**WRITTEN PROBLEM**
Pick out each line containing the string "Câmpia".

(Saved entries)
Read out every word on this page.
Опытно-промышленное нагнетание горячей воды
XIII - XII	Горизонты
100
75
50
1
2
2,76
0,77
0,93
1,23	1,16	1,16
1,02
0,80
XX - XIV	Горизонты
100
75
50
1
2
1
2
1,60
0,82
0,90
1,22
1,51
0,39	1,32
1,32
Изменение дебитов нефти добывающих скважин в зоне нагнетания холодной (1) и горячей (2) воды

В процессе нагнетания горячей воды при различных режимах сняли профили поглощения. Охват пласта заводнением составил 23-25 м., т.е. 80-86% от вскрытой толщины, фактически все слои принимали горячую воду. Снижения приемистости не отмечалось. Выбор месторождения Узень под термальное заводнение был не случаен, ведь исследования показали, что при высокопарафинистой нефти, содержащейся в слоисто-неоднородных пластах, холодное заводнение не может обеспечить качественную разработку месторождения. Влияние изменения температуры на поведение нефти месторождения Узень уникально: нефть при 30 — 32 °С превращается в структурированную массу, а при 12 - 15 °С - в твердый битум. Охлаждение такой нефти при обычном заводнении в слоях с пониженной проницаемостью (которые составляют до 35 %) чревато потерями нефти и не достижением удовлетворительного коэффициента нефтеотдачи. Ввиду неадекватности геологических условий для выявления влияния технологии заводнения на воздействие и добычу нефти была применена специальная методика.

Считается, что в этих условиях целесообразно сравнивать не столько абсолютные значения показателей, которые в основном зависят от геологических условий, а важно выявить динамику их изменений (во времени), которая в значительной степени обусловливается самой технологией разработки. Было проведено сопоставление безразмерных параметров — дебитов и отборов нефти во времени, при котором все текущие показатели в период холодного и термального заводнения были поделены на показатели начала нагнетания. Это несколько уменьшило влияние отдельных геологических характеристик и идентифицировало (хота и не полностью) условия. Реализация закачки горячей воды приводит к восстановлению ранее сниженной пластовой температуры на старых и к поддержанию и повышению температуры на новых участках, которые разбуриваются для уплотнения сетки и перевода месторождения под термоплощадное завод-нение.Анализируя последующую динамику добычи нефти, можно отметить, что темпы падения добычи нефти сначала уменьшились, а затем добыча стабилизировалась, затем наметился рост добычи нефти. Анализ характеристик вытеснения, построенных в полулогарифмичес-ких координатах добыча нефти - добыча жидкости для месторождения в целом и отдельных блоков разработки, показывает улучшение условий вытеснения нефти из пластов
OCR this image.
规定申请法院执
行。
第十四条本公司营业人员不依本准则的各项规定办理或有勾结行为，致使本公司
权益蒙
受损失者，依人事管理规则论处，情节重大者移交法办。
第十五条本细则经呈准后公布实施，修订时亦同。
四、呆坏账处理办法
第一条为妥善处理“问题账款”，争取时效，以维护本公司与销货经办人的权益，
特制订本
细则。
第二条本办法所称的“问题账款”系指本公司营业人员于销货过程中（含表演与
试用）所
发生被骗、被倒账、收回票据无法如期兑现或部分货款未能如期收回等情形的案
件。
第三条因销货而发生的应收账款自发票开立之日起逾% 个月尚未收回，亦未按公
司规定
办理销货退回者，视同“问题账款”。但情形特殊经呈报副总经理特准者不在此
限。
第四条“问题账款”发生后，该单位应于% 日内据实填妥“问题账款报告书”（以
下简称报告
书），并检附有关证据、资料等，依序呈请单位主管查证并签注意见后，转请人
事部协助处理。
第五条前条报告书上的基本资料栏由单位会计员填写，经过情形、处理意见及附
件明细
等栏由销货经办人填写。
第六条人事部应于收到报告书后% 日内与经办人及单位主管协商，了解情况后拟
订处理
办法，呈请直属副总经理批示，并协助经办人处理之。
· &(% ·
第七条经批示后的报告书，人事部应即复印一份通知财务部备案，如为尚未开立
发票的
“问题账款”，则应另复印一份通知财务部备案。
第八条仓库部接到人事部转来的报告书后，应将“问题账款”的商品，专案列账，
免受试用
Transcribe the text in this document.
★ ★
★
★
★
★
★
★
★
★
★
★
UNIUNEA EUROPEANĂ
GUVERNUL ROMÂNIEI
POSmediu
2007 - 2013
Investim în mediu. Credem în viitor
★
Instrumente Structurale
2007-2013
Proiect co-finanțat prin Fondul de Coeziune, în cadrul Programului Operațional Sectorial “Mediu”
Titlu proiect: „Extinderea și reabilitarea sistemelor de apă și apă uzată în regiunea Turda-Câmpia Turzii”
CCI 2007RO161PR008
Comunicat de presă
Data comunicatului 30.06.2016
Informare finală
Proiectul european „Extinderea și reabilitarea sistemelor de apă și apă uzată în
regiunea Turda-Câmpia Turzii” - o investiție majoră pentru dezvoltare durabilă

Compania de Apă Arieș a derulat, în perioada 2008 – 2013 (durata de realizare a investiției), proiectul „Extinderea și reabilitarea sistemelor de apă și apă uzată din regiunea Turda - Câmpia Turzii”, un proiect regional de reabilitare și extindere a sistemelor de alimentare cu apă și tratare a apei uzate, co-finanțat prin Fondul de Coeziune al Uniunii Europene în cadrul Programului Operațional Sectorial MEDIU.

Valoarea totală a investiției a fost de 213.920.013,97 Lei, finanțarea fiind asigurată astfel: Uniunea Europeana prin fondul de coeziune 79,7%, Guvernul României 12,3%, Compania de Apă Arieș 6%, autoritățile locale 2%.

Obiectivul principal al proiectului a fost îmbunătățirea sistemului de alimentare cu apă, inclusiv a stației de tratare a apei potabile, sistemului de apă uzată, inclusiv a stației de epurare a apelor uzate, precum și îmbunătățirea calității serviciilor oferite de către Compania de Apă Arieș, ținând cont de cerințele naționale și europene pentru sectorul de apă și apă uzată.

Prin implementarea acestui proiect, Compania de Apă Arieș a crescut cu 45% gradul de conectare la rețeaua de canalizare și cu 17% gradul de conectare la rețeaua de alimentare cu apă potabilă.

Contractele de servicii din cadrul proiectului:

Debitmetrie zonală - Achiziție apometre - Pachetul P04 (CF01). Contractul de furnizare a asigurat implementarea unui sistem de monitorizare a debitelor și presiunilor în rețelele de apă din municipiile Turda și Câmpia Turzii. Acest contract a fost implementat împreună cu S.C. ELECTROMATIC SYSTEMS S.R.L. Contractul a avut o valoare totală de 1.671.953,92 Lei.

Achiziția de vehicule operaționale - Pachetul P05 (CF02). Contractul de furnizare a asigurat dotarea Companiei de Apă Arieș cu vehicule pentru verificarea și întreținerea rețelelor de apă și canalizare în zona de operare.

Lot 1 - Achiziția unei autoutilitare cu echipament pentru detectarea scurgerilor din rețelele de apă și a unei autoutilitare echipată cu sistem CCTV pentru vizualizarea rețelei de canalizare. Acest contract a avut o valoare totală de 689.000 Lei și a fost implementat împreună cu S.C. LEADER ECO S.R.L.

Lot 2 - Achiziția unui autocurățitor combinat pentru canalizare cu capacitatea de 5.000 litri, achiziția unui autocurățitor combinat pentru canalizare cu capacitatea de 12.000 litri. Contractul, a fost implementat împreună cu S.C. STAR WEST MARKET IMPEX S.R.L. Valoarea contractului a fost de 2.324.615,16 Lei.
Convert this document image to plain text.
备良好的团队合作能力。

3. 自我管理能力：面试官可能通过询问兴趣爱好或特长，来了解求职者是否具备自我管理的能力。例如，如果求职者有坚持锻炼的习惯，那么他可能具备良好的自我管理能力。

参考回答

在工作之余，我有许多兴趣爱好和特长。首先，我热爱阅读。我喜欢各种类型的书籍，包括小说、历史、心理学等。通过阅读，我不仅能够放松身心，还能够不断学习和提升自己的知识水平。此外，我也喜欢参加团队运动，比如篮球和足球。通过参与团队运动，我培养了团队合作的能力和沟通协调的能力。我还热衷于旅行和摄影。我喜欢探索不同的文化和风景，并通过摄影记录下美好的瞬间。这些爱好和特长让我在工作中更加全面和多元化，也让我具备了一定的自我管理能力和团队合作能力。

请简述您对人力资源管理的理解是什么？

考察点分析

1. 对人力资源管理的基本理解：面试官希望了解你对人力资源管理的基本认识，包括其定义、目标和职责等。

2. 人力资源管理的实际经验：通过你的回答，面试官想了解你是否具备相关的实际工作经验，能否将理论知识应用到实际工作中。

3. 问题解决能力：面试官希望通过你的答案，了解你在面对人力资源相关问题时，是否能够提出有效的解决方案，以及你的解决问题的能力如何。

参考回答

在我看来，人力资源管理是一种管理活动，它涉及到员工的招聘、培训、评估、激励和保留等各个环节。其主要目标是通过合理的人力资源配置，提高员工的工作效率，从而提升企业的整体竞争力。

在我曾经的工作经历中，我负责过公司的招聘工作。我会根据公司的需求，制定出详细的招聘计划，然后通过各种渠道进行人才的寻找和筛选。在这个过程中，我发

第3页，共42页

**CORRECT OUTPUT**
Titlu proiect: „Extinderea și reabilitarea sistemelor de apă și apă uzată în regiunea Turda-Câmpia Turzii”
regiunea Turda-Câmpia Turzii” - o investiție majoră pentru dezvoltare durabilă
Compania de Apă Arieș a derulat, în perioada 2008 – 2013 (durata de realizare a investiției), proiectul „Extinderea și reabilitarea sistemelor de apă și apă uzată din regiunea Turda - Câmpia Turzii”, un proiect regional de reabilitare și extindere a sistemelor de alimentare cu apă și tratare a apei uzate, co-finanțat prin Fondul de Coeziune al Uniunii Europene în cadrul Programului Operațional Sectorial MEDIU.
Debitmetrie zonală - Achiziție apometre - Pachetul P04 (CF01). Contractul de furnizare a asigurat implementarea unui sistem de monitorizare a debitelor și presiunilor în rețelele de apă din municipiile Turda și Câmpia Turzii. Acest contract a fost implementat împreună cu S.C. ELECTROMATIC SYSTEMS S.R.L. Contractul a avut o valoare totală de 1.671.953,92 Lei.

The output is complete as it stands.